### A run of records

-------------------------

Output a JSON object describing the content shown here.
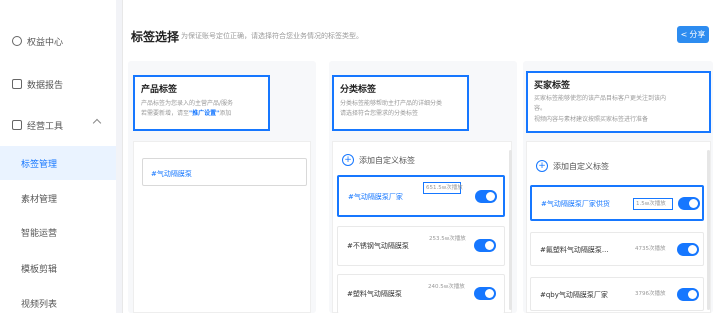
{
  "sidebar": {
    "items": [
      {
        "label": "权益中心",
        "icon": "shield-icon"
      },
      {
        "label": "数据报告",
        "icon": "chart-icon"
      },
      {
        "label": "经营工具",
        "icon": "toolbox-icon"
      },
      {
        "label": "标签管理",
        "active": true
      },
      {
        "label": "素材管理"
      },
      {
        "label": "智能运营"
      },
      {
        "label": "模板剪辑"
      },
      {
        "label": "视频列表"
      }
    ]
  },
  "header": {
    "title": "标签选择",
    "hint": "为保证账号定位正确，请选择符合您业务情况的标签类型。",
    "share_label": "分享",
    "share_icon": "share-icon"
  },
  "columns": {
    "product": {
      "title": "产品标签",
      "desc_line1": "产品标签为您录入的主营产品/服务",
      "desc_line2_a": "若需要新增，请至",
      "desc_line2_hl": "\"推广设置\"",
      "desc_line2_b": "添加",
      "tags": [
        "#气动隔膜泵"
      ]
    },
    "category": {
      "title": "分类标签",
      "desc_line1": "分类标签能够帮助主打产品的详细分类",
      "desc_line2": "请选择符合您需求的分类标签",
      "add_label": "添加自定义标签",
      "tags": [
        {
          "name": "#气动隔膜泵厂家",
          "count": "651.5w次播放",
          "selected": true
        },
        {
          "name": "#不锈钢气动隔膜泵",
          "count": "253.5w次播放",
          "selected": false
        },
        {
          "name": "#塑料气动隔膜泵",
          "count": "240.5w次播放",
          "selected": false
        }
      ]
    },
    "buyer": {
      "title": "买家标签",
      "desc_line1": "买家标签能够使您的该产品目标客户更关注到该内",
      "desc_line2": "容。",
      "desc_line3": "视频内容与素材建议按照买家标签进行准备",
      "add_label": "添加自定义标签",
      "tags": [
        {
          "name": "#气动隔膜泵厂家供货",
          "count": "1.5w次播放",
          "selected": true
        },
        {
          "name": "#氟塑料气动隔膜泵...",
          "count": "4735次播放",
          "selected": false
        },
        {
          "name": "#qby气动隔膜泵厂家",
          "count": "3796次播放",
          "selected": false
        }
      ]
    }
  },
  "colors": {
    "accent": "#1677ff",
    "share_bg": "#2d8cf0"
  }
}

-------------------------

Set every line down exactly as written, leaving each picture out.

Output a JSON object describing the content shown here.
{
  "sidebar": {
    "items": [
      {
        "label": "权益中心",
        "icon": "shield-icon"
      },
      {
        "label": "数据报告",
        "icon": "chart-icon"
      },
      {
        "label": "经营工具",
        "icon": "toolbox-icon"
      },
      {
        "label": "标签管理",
        "active": true
      },
      {
        "label": "素材管理"
      },
      {
        "label": "智能运营"
      },
      {
        "label": "模板剪辑"
      },
      {
        "label": "视频列表"
      }
    ]
  },
  "header": {
    "title": "标签选择",
    "hint": "为保证账号定位正确，请选择符合您业务情况的标签类型。",
    "share_label": "分享",
    "share_icon": "share-icon"
  },
  "columns": {
    "product": {
      "title": "产品标签",
      "desc_line1": "产品标签为您录入的主营产品/服务",
      "desc_line2_a": "若需要新增，请至",
      "desc_line2_hl": "\"推广设置\"",
      "desc_line2_b": "添加",
      "tags": [
        "#气动隔膜泵"
      ]
    },
    "category": {
      "title": "分类标签",
      "desc_line1": "分类标签能够帮助主打产品的详细分类",
      "desc_line2": "请选择符合您需求的分类标签",
      "add_label": "添加自定义标签",
      "tags": [
        {
          "name": "#气动隔膜泵厂家",
          "count": "651.5w次播放",
          "selected": true
        },
        {
          "name": "#不锈钢气动隔膜泵",
          "count": "253.5w次播放",
          "selected": false
        },
        {
          "name": "#塑料气动隔膜泵",
          "count": "240.5w次播放",
          "selected": false
        }
      ]
    },
    "buyer": {
      "title": "买家标签",
      "desc_line1": "买家标签能够使您的该产品目标客户更关注到该内",
      "desc_line2": "容。",
      "desc_line3": "视频内容与素材建议按照买家标签进行准备",
      "add_label": "添加自定义标签",
      "tags": [
        {
          "name": "#气动隔膜泵厂家供货",
          "count": "1.5w次播放",
          "selected": true
        },
        {
          "name": "#氟塑料气动隔膜泵...",
          "count": "4735次播放",
          "selected": false
        },
        {
          "name": "#qby气动隔膜泵厂家",
          "count": "3796次播放",
          "selected": false
        }
      ]
    }
  },
  "colors": {
    "accent": "#1677ff",
    "share_bg": "#2d8cf0"
  }
}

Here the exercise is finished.